Records to use:
* * *
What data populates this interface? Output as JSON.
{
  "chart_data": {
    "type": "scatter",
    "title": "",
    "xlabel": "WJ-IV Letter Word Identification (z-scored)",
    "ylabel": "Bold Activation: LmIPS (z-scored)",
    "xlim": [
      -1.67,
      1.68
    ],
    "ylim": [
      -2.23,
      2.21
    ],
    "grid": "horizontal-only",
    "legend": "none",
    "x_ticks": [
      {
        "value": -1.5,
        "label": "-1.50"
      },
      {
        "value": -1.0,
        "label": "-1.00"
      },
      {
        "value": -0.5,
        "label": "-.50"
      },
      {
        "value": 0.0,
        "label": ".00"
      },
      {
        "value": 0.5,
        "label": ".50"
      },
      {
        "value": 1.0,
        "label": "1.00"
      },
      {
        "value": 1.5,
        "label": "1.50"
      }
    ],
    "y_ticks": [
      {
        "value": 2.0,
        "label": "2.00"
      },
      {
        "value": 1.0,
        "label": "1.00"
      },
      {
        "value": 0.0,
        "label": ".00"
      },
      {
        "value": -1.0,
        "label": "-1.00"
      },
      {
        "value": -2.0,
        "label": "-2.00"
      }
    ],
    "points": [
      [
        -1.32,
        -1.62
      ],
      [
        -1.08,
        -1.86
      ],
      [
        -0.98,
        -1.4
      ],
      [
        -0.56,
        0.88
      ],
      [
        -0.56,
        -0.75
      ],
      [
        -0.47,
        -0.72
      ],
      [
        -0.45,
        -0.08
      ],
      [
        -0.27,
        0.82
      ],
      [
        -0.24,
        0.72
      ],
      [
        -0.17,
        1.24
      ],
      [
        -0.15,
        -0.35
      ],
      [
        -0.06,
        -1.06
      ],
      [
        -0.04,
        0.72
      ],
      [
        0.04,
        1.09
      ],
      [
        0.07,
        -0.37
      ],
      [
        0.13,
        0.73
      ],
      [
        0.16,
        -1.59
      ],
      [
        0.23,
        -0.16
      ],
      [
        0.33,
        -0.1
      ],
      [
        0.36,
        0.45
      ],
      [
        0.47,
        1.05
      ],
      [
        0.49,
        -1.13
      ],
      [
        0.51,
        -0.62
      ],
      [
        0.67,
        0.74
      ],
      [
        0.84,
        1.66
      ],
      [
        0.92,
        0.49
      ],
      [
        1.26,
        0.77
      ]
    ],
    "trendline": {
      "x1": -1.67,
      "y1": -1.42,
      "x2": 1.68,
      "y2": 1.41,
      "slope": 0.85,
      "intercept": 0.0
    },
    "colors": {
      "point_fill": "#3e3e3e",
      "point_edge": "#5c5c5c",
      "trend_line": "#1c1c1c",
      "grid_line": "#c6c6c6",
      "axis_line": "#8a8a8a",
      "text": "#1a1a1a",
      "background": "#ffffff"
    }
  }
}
* * *
Task statement: Every entry in the listing must be retyped exactly.

Right answer:
What data populates this interface? Output as JSON.
{
  "chart_data": {
    "type": "scatter",
    "title": "",
    "xlabel": "WJ-IV Letter Word Identification (z-scored)",
    "ylabel": "Bold Activation: LmIPS (z-scored)",
    "xlim": [
      -1.67,
      1.68
    ],
    "ylim": [
      -2.23,
      2.21
    ],
    "grid": "horizontal-only",
    "legend": "none",
    "x_ticks": [
      {
        "value": -1.5,
        "label": "-1.50"
      },
      {
        "value": -1.0,
        "label": "-1.00"
      },
      {
        "value": -0.5,
        "label": "-.50"
      },
      {
        "value": 0.0,
        "label": ".00"
      },
      {
        "value": 0.5,
        "label": ".50"
      },
      {
        "value": 1.0,
        "label": "1.00"
      },
      {
        "value": 1.5,
        "label": "1.50"
      }
    ],
    "y_ticks": [
      {
        "value": 2.0,
        "label": "2.00"
      },
      {
        "value": 1.0,
        "label": "1.00"
      },
      {
        "value": 0.0,
        "label": ".00"
      },
      {
        "value": -1.0,
        "label": "-1.00"
      },
      {
        "value": -2.0,
        "label": "-2.00"
      }
    ],
    "points": [
      [
        -1.32,
        -1.62
      ],
      [
        -1.08,
        -1.86
      ],
      [
        -0.98,
        -1.4
      ],
      [
        -0.56,
        0.88
      ],
      [
        -0.56,
        -0.75
      ],
      [
        -0.47,
        -0.72
      ],
      [
        -0.45,
        -0.08
      ],
      [
        -0.27,
        0.82
      ],
      [
        -0.24,
        0.72
      ],
      [
        -0.17,
        1.24
      ],
      [
        -0.15,
        -0.35
      ],
      [
        -0.06,
        -1.06
      ],
      [
        -0.04,
        0.72
      ],
      [
        0.04,
        1.09
      ],
      [
        0.07,
        -0.37
      ],
      [
        0.13,
        0.73
      ],
      [
        0.16,
        -1.59
      ],
      [
        0.23,
        -0.16
      ],
      [
        0.33,
        -0.1
      ],
      [
        0.36,
        0.45
      ],
      [
        0.47,
        1.05
      ],
      [
        0.49,
        -1.13
      ],
      [
        0.51,
        -0.62
      ],
      [
        0.67,
        0.74
      ],
      [
        0.84,
        1.66
      ],
      [
        0.92,
        0.49
      ],
      [
        1.26,
        0.77
      ]
    ],
    "trendline": {
      "x1": -1.67,
      "y1": -1.42,
      "x2": 1.68,
      "y2": 1.41,
      "slope": 0.85,
      "intercept": 0.0
    },
    "colors": {
      "point_fill": "#3e3e3e",
      "point_edge": "#5c5c5c",
      "trend_line": "#1c1c1c",
      "grid_line": "#c6c6c6",
      "axis_line": "#8a8a8a",
      "text": "#1a1a1a",
      "background": "#ffffff"
    }
  }
}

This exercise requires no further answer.